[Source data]
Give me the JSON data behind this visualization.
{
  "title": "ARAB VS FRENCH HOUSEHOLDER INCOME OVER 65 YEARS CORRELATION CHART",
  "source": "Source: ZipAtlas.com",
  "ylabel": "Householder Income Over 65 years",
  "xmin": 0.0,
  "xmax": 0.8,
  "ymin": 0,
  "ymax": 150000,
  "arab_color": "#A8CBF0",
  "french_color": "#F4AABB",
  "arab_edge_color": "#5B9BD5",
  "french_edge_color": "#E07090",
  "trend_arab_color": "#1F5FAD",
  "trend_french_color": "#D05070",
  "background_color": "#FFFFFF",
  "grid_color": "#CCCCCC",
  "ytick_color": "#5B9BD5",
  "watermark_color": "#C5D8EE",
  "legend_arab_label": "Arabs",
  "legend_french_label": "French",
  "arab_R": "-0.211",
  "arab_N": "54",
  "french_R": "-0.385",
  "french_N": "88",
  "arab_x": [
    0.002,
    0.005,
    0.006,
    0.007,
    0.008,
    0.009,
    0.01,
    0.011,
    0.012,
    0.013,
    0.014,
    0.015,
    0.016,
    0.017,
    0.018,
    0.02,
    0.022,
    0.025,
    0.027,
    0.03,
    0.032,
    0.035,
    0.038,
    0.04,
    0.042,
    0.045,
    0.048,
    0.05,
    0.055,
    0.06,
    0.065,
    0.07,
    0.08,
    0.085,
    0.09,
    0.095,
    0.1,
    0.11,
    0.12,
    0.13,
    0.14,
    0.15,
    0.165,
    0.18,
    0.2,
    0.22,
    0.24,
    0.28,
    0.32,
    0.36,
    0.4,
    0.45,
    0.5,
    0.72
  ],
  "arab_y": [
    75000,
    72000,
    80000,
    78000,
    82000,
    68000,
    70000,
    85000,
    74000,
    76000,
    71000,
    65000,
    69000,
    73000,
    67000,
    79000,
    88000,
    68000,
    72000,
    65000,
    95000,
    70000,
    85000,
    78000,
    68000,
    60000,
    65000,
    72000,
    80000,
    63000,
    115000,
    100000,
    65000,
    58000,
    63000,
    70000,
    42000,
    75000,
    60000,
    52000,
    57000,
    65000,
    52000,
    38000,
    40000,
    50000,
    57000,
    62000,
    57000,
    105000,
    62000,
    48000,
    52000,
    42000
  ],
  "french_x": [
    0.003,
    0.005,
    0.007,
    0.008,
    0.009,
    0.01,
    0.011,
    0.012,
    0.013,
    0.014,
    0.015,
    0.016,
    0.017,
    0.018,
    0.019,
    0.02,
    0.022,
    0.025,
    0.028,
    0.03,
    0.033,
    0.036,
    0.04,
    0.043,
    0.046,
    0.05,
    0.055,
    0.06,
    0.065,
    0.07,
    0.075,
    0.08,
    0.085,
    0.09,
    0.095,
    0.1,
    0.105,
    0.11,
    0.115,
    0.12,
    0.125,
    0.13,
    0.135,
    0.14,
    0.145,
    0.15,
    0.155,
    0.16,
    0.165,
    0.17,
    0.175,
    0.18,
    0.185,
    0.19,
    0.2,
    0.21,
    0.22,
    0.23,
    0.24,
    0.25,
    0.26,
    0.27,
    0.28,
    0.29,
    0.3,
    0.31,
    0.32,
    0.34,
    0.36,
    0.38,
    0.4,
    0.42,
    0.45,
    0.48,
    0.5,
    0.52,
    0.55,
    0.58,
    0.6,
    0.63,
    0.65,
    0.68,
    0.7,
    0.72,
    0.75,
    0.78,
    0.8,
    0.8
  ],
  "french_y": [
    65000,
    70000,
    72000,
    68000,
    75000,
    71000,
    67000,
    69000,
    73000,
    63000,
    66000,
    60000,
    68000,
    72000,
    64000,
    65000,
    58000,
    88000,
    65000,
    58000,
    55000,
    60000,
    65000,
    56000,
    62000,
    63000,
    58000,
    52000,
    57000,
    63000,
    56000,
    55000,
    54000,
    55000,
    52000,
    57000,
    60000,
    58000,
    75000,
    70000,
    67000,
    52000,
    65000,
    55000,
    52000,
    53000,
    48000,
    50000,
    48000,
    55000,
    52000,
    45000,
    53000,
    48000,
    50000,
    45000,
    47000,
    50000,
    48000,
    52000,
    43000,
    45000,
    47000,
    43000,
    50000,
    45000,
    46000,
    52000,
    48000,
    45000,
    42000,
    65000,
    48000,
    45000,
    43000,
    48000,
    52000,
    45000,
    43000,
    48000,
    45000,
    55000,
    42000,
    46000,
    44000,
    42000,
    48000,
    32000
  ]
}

→ BRIEF:
Return each entry from the material above exactly as it appears.

→ FINISHED EXERCISE:
Give me the JSON data behind this visualization.
{
  "title": "ARAB VS FRENCH HOUSEHOLDER INCOME OVER 65 YEARS CORRELATION CHART",
  "source": "Source: ZipAtlas.com",
  "ylabel": "Householder Income Over 65 years",
  "xmin": 0.0,
  "xmax": 0.8,
  "ymin": 0,
  "ymax": 150000,
  "arab_color": "#A8CBF0",
  "french_color": "#F4AABB",
  "arab_edge_color": "#5B9BD5",
  "french_edge_color": "#E07090",
  "trend_arab_color": "#1F5FAD",
  "trend_french_color": "#D05070",
  "background_color": "#FFFFFF",
  "grid_color": "#CCCCCC",
  "ytick_color": "#5B9BD5",
  "watermark_color": "#C5D8EE",
  "legend_arab_label": "Arabs",
  "legend_french_label": "French",
  "arab_R": "-0.211",
  "arab_N": "54",
  "french_R": "-0.385",
  "french_N": "88",
  "arab_x": [
    0.002,
    0.005,
    0.006,
    0.007,
    0.008,
    0.009,
    0.01,
    0.011,
    0.012,
    0.013,
    0.014,
    0.015,
    0.016,
    0.017,
    0.018,
    0.02,
    0.022,
    0.025,
    0.027,
    0.03,
    0.032,
    0.035,
    0.038,
    0.04,
    0.042,
    0.045,
    0.048,
    0.05,
    0.055,
    0.06,
    0.065,
    0.07,
    0.08,
    0.085,
    0.09,
    0.095,
    0.1,
    0.11,
    0.12,
    0.13,
    0.14,
    0.15,
    0.165,
    0.18,
    0.2,
    0.22,
    0.24,
    0.28,
    0.32,
    0.36,
    0.4,
    0.45,
    0.5,
    0.72
  ],
  "arab_y": [
    75000,
    72000,
    80000,
    78000,
    82000,
    68000,
    70000,
    85000,
    74000,
    76000,
    71000,
    65000,
    69000,
    73000,
    67000,
    79000,
    88000,
    68000,
    72000,
    65000,
    95000,
    70000,
    85000,
    78000,
    68000,
    60000,
    65000,
    72000,
    80000,
    63000,
    115000,
    100000,
    65000,
    58000,
    63000,
    70000,
    42000,
    75000,
    60000,
    52000,
    57000,
    65000,
    52000,
    38000,
    40000,
    50000,
    57000,
    62000,
    57000,
    105000,
    62000,
    48000,
    52000,
    42000
  ],
  "french_x": [
    0.003,
    0.005,
    0.007,
    0.008,
    0.009,
    0.01,
    0.011,
    0.012,
    0.013,
    0.014,
    0.015,
    0.016,
    0.017,
    0.018,
    0.019,
    0.02,
    0.022,
    0.025,
    0.028,
    0.03,
    0.033,
    0.036,
    0.04,
    0.043,
    0.046,
    0.05,
    0.055,
    0.06,
    0.065,
    0.07,
    0.075,
    0.08,
    0.085,
    0.09,
    0.095,
    0.1,
    0.105,
    0.11,
    0.115,
    0.12,
    0.125,
    0.13,
    0.135,
    0.14,
    0.145,
    0.15,
    0.155,
    0.16,
    0.165,
    0.17,
    0.175,
    0.18,
    0.185,
    0.19,
    0.2,
    0.21,
    0.22,
    0.23,
    0.24,
    0.25,
    0.26,
    0.27,
    0.28,
    0.29,
    0.3,
    0.31,
    0.32,
    0.34,
    0.36,
    0.38,
    0.4,
    0.42,
    0.45,
    0.48,
    0.5,
    0.52,
    0.55,
    0.58,
    0.6,
    0.63,
    0.65,
    0.68,
    0.7,
    0.72,
    0.75,
    0.78,
    0.8,
    0.8
  ],
  "french_y": [
    65000,
    70000,
    72000,
    68000,
    75000,
    71000,
    67000,
    69000,
    73000,
    63000,
    66000,
    60000,
    68000,
    72000,
    64000,
    65000,
    58000,
    88000,
    65000,
    58000,
    55000,
    60000,
    65000,
    56000,
    62000,
    63000,
    58000,
    52000,
    57000,
    63000,
    56000,
    55000,
    54000,
    55000,
    52000,
    57000,
    60000,
    58000,
    75000,
    70000,
    67000,
    52000,
    65000,
    55000,
    52000,
    53000,
    48000,
    50000,
    48000,
    55000,
    52000,
    45000,
    53000,
    48000,
    50000,
    45000,
    47000,
    50000,
    48000,
    52000,
    43000,
    45000,
    47000,
    43000,
    50000,
    45000,
    46000,
    52000,
    48000,
    45000,
    42000,
    65000,
    48000,
    45000,
    43000,
    48000,
    52000,
    45000,
    43000,
    48000,
    45000,
    55000,
    42000,
    46000,
    44000,
    42000,
    48000,
    32000
  ]
}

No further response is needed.